[A run of records]
--------------------------------
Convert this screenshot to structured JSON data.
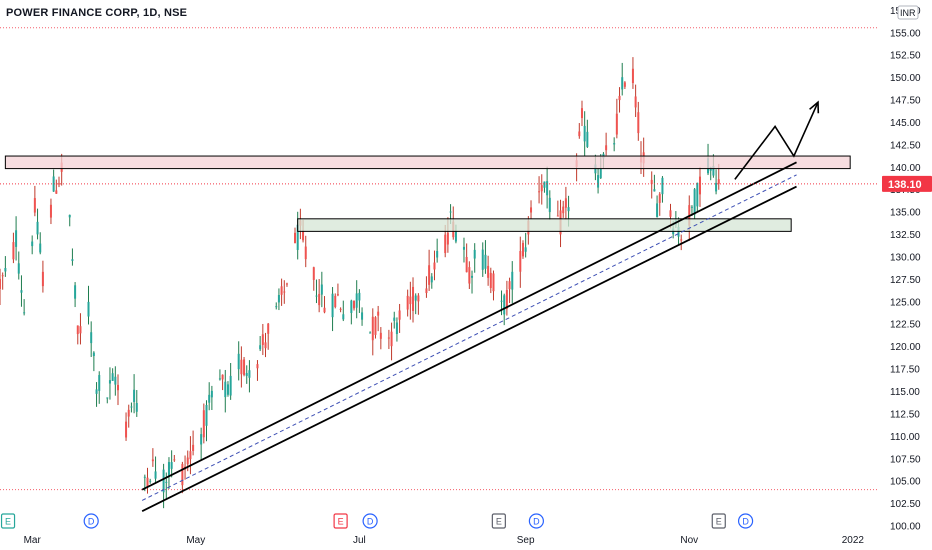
{
  "title": "POWER FINANCE CORP, 1D, NSE",
  "currency": "INR",
  "colors": {
    "up": "#26a69a",
    "down": "#ef5350",
    "up_dark": "#1e7d4f",
    "down_dark": "#c0392b",
    "last_price": "#f23645",
    "resistance_fill": "#f4d2d6",
    "support_fill": "#d6e6d6",
    "trend_line": "#000000",
    "mid_line": "#3f51b5",
    "event_earnings_green": "#26a69a",
    "event_earnings_red": "#f23645",
    "event_earnings_gray": "#5d606b",
    "event_dividend": "#2962ff"
  },
  "chart_data": {
    "type": "candlestick",
    "title": "POWER FINANCE CORP, 1D, NSE",
    "ylabel": "INR",
    "ylim": [
      99.5,
      158.6
    ],
    "y_ticks": [
      100,
      102.5,
      105,
      107.5,
      110,
      112.5,
      115,
      117.5,
      120,
      122.5,
      125,
      127.5,
      130,
      132.5,
      135,
      137.5,
      140,
      142.5,
      145,
      147.5,
      150,
      152.5,
      155,
      157.5
    ],
    "y_tick_labels": [
      "100.00",
      "102.50",
      "105.00",
      "107.50",
      "110.00",
      "112.50",
      "115.00",
      "117.50",
      "120.00",
      "122.50",
      "125.00",
      "127.50",
      "130.00",
      "132.50",
      "135.00",
      "137.50",
      "140.00",
      "142.50",
      "145.00",
      "147.50",
      "150.00",
      "152.50",
      "155.00",
      "157.50"
    ],
    "x_range": [
      "2021-02-17",
      "2022-01-10"
    ],
    "x_ticks": [
      {
        "date": "2021-03-01",
        "label": "Mar"
      },
      {
        "date": "2021-05-01",
        "label": "May"
      },
      {
        "date": "2021-07-01",
        "label": "Jul"
      },
      {
        "date": "2021-09-01",
        "label": "Sep"
      },
      {
        "date": "2021-11-01",
        "label": "Nov"
      },
      {
        "date": "2022-01-01",
        "label": "2022"
      }
    ],
    "last_price": 138.1,
    "last_price_label": "138.10",
    "reference_lines": [
      155.5,
      104.0
    ],
    "path": [
      [
        "2021-02-17",
        127.0
      ],
      [
        "2021-02-20",
        128.0
      ],
      [
        "2021-02-23",
        132.0
      ],
      [
        "2021-02-26",
        124.0
      ],
      [
        "2021-03-02",
        135.0
      ],
      [
        "2021-03-05",
        128.0
      ],
      [
        "2021-03-09",
        137.5
      ],
      [
        "2021-03-12",
        139.5
      ],
      [
        "2021-03-15",
        134.0
      ],
      [
        "2021-03-18",
        121.0
      ],
      [
        "2021-03-22",
        124.0
      ],
      [
        "2021-03-25",
        116.0
      ],
      [
        "2021-03-29",
        114.5
      ],
      [
        "2021-04-01",
        116.5
      ],
      [
        "2021-04-05",
        111.0
      ],
      [
        "2021-04-08",
        115.0
      ],
      [
        "2021-04-12",
        105.5
      ],
      [
        "2021-04-15",
        106.5
      ],
      [
        "2021-04-19",
        105.0
      ],
      [
        "2021-04-22",
        107.0
      ],
      [
        "2021-04-26",
        106.0
      ],
      [
        "2021-04-29",
        108.0
      ],
      [
        "2021-05-03",
        110.5
      ],
      [
        "2021-05-06",
        113.0
      ],
      [
        "2021-05-10",
        116.0
      ],
      [
        "2021-05-13",
        114.5
      ],
      [
        "2021-05-17",
        118.0
      ],
      [
        "2021-05-20",
        117.5
      ],
      [
        "2021-05-24",
        119.0
      ],
      [
        "2021-05-27",
        121.0
      ],
      [
        "2021-05-31",
        123.5
      ],
      [
        "2021-06-03",
        126.0
      ],
      [
        "2021-06-06",
        131.0
      ],
      [
        "2021-06-09",
        132.5
      ],
      [
        "2021-06-12",
        129.0
      ],
      [
        "2021-06-16",
        126.0
      ],
      [
        "2021-06-19",
        124.0
      ],
      [
        "2021-06-23",
        125.5
      ],
      [
        "2021-06-27",
        123.0
      ],
      [
        "2021-07-01",
        126.0
      ],
      [
        "2021-07-04",
        121.5
      ],
      [
        "2021-07-08",
        122.5
      ],
      [
        "2021-07-12",
        121.0
      ],
      [
        "2021-07-16",
        123.0
      ],
      [
        "2021-07-20",
        124.5
      ],
      [
        "2021-07-24",
        127.0
      ],
      [
        "2021-07-28",
        128.0
      ],
      [
        "2021-08-01",
        130.5
      ],
      [
        "2021-08-04",
        134.0
      ],
      [
        "2021-08-08",
        132.5
      ],
      [
        "2021-08-11",
        128.5
      ],
      [
        "2021-08-15",
        130.5
      ],
      [
        "2021-08-19",
        128.0
      ],
      [
        "2021-08-23",
        124.0
      ],
      [
        "2021-08-26",
        126.0
      ],
      [
        "2021-08-29",
        129.0
      ],
      [
        "2021-09-01",
        131.5
      ],
      [
        "2021-09-04",
        137.0
      ],
      [
        "2021-09-07",
        138.5
      ],
      [
        "2021-09-10",
        136.0
      ],
      [
        "2021-09-13",
        133.0
      ],
      [
        "2021-09-16",
        135.0
      ],
      [
        "2021-09-19",
        138.0
      ],
      [
        "2021-09-22",
        145.0
      ],
      [
        "2021-09-25",
        142.0
      ],
      [
        "2021-09-28",
        139.0
      ],
      [
        "2021-10-01",
        141.0
      ],
      [
        "2021-10-04",
        143.0
      ],
      [
        "2021-10-07",
        148.5
      ],
      [
        "2021-10-09",
        152.0
      ],
      [
        "2021-10-11",
        150.0
      ],
      [
        "2021-10-14",
        142.0
      ],
      [
        "2021-10-17",
        138.0
      ],
      [
        "2021-10-20",
        136.0
      ],
      [
        "2021-10-23",
        138.5
      ],
      [
        "2021-10-26",
        134.0
      ],
      [
        "2021-10-29",
        132.5
      ],
      [
        "2021-11-01",
        134.5
      ],
      [
        "2021-11-04",
        137.0
      ],
      [
        "2021-11-07",
        141.0
      ],
      [
        "2021-11-10",
        139.0
      ],
      [
        "2021-11-13",
        138.1
      ]
    ],
    "zones": [
      {
        "name": "resistance",
        "x0": "2021-02-19",
        "x1": "2021-12-31",
        "y0": 139.8,
        "y1": 141.2
      },
      {
        "name": "support",
        "x0": "2021-06-08",
        "x1": "2021-12-09",
        "y0": 132.8,
        "y1": 134.2
      }
    ],
    "trend_lines": [
      {
        "name": "upper",
        "x0": "2021-04-11",
        "y0": 104.0,
        "x1": "2021-12-11",
        "y1": 140.5
      },
      {
        "name": "lower",
        "x0": "2021-04-11",
        "y0": 101.6,
        "x1": "2021-12-11",
        "y1": 137.8
      },
      {
        "name": "mid",
        "x0": "2021-04-11",
        "y0": 102.8,
        "x1": "2021-12-11",
        "y1": 139.1
      }
    ],
    "projection": [
      [
        "2021-11-18",
        138.6
      ],
      [
        "2021-12-03",
        144.5
      ],
      [
        "2021-12-10",
        141.2
      ],
      [
        "2021-12-19",
        147.2
      ]
    ],
    "events": [
      {
        "date": "2021-02-20",
        "letter": "E",
        "kind": "earnings_green"
      },
      {
        "date": "2021-03-23",
        "letter": "D",
        "kind": "dividend"
      },
      {
        "date": "2021-06-24",
        "letter": "E",
        "kind": "earnings_red"
      },
      {
        "date": "2021-07-05",
        "letter": "D",
        "kind": "dividend"
      },
      {
        "date": "2021-08-22",
        "letter": "E",
        "kind": "earnings_gray"
      },
      {
        "date": "2021-09-05",
        "letter": "D",
        "kind": "dividend"
      },
      {
        "date": "2021-11-12",
        "letter": "E",
        "kind": "earnings_gray"
      },
      {
        "date": "2021-11-22",
        "letter": "D",
        "kind": "dividend"
      }
    ],
    "grid": false
  }
}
--------------------------------
• _Task goal_: Read the data above. Pull out each line in which the string "title" appears.

• _Task result_:
  "title": "POWER FINANCE CORP, 1D, NSE",
    "title": "POWER FINANCE CORP, 1D, NSE",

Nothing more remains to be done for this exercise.